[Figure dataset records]

────

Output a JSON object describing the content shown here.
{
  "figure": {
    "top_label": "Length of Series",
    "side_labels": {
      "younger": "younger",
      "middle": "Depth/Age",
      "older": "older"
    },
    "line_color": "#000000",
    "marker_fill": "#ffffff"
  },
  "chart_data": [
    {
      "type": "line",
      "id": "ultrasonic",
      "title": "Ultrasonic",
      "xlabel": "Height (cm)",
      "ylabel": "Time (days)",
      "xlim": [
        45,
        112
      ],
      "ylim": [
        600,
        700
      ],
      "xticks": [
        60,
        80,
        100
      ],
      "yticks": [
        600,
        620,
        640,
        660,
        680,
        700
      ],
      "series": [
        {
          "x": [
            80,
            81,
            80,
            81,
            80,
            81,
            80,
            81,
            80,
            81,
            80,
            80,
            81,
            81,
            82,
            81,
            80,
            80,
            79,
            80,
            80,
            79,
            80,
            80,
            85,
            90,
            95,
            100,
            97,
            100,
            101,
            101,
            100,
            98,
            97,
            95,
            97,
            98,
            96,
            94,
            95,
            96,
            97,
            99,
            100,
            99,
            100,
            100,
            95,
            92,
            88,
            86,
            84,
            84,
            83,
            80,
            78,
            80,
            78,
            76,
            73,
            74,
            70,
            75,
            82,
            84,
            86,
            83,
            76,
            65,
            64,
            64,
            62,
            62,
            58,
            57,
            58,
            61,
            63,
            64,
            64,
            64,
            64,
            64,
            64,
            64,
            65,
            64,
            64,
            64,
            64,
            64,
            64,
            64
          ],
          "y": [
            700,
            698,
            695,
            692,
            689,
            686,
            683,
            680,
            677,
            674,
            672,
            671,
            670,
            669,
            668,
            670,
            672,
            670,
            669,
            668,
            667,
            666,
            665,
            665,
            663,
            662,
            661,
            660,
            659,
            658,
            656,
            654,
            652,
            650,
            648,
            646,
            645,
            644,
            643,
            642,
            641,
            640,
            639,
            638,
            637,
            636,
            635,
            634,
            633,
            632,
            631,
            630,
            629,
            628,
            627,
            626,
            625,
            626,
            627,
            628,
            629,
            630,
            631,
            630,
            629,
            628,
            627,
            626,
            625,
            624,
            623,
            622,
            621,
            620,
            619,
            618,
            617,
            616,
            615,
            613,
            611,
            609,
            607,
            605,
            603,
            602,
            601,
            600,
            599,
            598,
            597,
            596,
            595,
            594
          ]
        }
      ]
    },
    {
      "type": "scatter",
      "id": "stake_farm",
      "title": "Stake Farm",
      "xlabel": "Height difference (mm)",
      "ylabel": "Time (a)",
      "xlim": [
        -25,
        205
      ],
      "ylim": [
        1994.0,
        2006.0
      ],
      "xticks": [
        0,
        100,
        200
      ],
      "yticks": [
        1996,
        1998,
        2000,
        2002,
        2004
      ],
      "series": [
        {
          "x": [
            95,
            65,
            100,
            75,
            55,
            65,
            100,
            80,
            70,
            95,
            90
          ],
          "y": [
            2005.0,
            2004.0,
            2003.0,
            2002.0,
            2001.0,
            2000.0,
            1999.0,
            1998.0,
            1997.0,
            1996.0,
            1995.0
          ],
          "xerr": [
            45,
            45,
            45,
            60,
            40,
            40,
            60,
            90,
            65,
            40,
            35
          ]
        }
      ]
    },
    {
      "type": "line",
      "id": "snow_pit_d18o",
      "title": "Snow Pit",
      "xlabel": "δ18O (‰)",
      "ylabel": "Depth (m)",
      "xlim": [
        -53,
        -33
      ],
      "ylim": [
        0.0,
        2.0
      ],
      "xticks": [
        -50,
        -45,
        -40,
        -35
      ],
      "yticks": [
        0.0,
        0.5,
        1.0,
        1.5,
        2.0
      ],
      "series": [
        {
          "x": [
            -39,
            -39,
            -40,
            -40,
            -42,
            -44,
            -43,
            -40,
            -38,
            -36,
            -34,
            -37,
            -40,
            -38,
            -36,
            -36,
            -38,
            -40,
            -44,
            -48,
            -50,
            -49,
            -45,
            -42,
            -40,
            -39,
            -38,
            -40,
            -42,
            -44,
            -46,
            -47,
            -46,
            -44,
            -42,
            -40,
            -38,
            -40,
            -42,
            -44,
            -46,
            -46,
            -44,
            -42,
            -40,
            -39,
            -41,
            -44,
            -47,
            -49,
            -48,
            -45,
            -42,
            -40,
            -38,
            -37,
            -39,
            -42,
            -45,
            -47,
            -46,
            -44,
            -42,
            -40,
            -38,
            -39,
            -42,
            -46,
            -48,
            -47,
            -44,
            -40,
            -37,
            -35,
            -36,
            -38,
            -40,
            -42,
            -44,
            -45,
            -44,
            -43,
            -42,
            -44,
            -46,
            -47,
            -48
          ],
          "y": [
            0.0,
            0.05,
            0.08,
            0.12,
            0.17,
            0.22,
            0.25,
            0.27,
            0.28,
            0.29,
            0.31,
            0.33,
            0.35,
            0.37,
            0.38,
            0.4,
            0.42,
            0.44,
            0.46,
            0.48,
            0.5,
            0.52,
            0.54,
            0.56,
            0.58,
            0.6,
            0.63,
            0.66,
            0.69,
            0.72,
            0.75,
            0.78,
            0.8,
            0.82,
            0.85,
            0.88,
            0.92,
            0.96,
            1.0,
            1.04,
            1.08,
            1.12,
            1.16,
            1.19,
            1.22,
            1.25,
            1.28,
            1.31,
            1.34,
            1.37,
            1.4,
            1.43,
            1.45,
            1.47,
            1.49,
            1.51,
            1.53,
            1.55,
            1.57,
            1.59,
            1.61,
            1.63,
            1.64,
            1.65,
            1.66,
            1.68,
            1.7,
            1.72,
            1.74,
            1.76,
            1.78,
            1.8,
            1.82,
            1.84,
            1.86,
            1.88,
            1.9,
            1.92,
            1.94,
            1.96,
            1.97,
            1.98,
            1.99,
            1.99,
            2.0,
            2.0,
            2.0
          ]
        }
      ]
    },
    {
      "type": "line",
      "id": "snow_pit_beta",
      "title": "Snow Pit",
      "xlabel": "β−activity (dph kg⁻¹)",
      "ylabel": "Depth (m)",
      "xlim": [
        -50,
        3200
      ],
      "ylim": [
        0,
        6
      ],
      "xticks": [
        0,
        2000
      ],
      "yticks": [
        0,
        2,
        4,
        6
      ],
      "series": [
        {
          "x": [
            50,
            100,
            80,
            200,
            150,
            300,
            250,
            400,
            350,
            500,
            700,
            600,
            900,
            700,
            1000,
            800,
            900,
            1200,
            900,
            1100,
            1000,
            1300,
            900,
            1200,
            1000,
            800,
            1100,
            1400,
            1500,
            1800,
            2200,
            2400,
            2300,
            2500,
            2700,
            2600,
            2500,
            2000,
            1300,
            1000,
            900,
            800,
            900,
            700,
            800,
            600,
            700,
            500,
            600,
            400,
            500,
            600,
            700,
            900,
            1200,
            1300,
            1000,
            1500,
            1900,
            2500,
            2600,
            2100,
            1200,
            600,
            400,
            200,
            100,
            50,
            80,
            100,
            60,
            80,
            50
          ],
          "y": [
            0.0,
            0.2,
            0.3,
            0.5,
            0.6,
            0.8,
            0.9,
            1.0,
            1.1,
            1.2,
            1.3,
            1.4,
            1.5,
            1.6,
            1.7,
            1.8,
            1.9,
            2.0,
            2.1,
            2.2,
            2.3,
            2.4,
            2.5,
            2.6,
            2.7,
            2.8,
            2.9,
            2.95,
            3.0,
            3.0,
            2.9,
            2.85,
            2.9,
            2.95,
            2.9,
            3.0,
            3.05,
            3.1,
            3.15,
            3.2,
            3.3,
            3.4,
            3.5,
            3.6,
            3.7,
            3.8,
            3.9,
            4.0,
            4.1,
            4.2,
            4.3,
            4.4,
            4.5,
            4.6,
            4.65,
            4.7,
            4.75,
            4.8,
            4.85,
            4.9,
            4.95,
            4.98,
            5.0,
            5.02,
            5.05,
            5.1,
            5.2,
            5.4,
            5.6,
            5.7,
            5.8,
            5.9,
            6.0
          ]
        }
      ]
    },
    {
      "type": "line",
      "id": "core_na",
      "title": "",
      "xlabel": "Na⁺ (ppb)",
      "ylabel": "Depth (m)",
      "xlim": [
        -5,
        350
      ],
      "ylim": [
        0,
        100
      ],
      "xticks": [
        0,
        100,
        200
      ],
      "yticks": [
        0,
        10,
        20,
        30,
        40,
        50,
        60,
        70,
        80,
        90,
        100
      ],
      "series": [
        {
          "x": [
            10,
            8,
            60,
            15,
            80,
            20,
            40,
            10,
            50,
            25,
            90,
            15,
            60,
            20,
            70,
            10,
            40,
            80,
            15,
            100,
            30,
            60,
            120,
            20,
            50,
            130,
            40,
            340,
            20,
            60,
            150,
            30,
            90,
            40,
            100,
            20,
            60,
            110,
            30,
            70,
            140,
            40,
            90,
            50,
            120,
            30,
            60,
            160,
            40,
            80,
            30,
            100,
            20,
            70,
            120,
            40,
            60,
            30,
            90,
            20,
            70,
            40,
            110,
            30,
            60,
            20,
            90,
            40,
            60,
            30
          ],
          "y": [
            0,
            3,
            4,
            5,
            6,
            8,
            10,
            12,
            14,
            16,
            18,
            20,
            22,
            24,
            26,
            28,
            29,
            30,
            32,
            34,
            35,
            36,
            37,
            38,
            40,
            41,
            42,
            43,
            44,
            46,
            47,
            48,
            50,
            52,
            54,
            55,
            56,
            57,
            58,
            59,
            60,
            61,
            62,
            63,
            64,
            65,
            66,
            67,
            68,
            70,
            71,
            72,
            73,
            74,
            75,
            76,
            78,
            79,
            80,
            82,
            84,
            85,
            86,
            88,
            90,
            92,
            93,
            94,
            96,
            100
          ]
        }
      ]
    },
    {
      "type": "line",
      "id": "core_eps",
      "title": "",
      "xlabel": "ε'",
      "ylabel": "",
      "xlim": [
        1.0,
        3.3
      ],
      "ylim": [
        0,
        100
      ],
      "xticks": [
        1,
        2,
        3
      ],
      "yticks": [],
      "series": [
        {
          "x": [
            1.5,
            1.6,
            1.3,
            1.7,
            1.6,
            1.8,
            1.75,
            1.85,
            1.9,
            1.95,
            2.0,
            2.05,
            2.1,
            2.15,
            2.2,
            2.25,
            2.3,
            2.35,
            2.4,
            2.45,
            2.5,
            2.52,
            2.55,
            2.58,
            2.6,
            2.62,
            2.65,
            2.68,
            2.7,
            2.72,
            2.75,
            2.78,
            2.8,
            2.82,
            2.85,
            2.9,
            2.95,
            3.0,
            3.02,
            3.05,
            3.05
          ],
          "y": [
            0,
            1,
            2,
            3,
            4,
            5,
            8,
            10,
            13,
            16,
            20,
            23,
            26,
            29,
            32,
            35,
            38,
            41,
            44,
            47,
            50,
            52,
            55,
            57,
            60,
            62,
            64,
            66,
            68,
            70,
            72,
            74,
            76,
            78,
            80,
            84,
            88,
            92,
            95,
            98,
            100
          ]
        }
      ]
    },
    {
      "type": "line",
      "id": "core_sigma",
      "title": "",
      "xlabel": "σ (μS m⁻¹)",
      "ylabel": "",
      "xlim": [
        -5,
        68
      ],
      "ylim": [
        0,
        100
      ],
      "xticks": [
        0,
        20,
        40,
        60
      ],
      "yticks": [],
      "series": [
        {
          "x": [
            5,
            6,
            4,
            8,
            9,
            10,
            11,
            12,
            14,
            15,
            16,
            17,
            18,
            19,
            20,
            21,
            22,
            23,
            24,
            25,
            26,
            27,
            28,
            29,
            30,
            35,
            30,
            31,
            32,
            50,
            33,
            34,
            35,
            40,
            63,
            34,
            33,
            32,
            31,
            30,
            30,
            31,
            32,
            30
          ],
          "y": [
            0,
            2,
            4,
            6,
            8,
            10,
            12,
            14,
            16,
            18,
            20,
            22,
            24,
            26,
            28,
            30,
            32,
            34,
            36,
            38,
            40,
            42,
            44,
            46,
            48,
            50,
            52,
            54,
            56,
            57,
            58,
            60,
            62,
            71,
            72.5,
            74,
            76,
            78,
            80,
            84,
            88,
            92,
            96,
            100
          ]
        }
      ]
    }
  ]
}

────

- STATED TASK:
Go through the data above and find the lines with the word "Height". Copy each of those lines.

- EXPECTED ANSWER:
      "xlabel": "Height (cm)",
      "xlabel": "Height difference (mm)",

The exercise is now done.